Comb the records below for the string "demoqa" and copy each line where it turns up.

[Dataset items]
──────

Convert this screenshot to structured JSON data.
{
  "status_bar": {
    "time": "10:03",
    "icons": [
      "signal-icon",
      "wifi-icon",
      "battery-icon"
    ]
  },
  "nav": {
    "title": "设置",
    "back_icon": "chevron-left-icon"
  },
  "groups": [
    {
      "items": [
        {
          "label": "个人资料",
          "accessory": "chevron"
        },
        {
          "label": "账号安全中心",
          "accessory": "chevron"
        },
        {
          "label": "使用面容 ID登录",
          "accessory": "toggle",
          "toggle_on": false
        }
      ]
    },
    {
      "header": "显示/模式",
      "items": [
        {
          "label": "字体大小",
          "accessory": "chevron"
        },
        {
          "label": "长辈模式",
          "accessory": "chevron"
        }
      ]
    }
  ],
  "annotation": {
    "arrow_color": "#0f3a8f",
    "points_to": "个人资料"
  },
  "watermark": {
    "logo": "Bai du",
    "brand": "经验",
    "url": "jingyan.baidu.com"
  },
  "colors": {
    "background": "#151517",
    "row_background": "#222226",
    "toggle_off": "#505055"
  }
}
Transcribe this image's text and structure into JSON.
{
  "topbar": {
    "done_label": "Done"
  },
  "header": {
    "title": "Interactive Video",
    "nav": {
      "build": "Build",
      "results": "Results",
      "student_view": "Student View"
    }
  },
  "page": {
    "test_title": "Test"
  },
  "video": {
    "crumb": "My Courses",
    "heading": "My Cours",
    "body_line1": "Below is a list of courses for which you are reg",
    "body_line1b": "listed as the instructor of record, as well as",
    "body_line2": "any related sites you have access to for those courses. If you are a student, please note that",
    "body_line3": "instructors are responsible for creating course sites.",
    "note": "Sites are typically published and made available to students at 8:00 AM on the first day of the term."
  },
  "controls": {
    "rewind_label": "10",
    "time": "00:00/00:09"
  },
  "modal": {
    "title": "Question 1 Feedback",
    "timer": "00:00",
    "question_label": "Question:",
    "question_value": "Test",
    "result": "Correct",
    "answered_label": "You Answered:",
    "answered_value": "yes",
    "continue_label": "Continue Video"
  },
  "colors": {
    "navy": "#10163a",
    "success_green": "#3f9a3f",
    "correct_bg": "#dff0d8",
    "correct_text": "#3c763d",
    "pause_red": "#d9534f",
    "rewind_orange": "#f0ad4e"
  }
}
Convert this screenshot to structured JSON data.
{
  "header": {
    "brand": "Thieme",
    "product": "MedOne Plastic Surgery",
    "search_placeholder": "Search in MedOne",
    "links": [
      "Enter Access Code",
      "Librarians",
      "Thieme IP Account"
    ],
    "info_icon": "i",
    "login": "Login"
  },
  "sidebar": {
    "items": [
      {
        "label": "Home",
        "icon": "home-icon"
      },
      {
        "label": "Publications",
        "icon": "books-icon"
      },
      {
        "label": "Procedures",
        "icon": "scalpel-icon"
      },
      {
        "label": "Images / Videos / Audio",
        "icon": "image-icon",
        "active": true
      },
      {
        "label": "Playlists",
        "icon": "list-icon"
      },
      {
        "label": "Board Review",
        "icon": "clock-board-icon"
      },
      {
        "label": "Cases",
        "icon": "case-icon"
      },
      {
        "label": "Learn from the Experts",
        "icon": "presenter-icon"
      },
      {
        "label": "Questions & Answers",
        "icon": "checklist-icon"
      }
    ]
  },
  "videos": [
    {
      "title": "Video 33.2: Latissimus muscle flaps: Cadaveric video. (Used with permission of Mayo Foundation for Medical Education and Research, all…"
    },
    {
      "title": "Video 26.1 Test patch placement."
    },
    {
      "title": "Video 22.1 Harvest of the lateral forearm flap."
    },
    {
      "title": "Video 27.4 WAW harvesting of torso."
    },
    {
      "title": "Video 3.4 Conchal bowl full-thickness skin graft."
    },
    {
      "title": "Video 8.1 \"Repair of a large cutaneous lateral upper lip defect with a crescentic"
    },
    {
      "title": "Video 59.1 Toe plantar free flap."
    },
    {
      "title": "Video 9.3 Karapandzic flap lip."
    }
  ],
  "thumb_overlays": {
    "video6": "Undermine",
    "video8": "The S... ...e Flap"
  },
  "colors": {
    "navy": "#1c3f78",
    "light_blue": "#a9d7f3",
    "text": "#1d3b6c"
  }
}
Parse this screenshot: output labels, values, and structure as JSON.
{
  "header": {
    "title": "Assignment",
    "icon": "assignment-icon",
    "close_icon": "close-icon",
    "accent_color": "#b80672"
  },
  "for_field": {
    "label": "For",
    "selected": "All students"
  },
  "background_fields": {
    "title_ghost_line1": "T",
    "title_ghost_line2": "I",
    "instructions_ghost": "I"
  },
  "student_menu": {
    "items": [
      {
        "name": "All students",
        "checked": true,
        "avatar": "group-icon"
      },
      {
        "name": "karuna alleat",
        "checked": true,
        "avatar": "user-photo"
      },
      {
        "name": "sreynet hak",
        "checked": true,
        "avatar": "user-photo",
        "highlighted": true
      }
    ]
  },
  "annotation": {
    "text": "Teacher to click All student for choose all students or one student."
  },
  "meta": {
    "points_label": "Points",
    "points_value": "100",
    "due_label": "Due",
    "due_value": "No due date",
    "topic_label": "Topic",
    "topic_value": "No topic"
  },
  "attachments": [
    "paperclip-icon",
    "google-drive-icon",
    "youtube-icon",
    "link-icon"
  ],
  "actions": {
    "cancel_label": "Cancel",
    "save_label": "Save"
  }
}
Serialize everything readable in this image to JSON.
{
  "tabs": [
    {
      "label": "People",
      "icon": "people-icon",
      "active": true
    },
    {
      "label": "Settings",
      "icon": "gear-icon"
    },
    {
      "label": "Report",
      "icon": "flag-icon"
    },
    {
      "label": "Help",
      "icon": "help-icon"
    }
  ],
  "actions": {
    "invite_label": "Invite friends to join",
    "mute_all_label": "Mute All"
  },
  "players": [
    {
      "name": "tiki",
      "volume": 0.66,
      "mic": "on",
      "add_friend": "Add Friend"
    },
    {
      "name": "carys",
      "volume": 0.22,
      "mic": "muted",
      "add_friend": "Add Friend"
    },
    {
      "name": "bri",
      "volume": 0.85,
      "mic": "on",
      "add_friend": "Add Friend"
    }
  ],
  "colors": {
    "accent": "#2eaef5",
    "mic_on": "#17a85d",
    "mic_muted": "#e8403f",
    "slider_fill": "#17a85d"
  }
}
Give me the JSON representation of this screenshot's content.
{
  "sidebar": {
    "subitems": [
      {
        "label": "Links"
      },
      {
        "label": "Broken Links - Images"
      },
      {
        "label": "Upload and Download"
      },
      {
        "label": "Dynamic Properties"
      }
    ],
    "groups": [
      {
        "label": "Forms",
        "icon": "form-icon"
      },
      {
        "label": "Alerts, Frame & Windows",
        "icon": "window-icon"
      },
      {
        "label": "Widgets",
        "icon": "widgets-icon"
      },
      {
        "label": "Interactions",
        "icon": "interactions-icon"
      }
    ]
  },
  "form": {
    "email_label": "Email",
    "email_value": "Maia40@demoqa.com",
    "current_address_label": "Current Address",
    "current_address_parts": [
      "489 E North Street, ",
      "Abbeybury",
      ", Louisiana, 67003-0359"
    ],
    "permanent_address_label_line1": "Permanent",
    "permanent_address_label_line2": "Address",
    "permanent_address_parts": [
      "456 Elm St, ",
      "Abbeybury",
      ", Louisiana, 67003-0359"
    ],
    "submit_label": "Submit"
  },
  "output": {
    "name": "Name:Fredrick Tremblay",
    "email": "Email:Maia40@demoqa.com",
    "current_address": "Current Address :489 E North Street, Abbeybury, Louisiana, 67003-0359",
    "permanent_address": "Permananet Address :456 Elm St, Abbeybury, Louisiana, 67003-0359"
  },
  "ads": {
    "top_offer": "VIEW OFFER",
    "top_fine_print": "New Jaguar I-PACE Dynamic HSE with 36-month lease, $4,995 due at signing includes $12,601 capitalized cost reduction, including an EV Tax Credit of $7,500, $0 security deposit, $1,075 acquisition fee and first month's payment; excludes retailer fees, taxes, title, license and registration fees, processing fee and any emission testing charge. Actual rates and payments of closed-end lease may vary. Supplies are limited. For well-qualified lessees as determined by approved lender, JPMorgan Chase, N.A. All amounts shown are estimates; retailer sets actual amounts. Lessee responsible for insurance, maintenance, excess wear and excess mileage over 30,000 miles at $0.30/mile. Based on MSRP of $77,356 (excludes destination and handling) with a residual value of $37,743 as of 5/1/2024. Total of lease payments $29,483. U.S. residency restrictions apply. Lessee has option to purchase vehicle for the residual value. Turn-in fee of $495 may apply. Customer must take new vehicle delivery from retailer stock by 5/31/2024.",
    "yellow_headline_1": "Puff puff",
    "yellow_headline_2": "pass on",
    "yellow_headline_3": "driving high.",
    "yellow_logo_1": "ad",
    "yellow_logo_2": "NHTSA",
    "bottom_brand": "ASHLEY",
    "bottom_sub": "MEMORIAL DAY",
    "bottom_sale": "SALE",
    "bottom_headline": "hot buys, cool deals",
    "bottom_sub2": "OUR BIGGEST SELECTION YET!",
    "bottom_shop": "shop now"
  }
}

──────

• [Solution to the exercise]
    "email_value": "Maia40@demoqa.com",
    "email": "Email:Maia40@demoqa.com",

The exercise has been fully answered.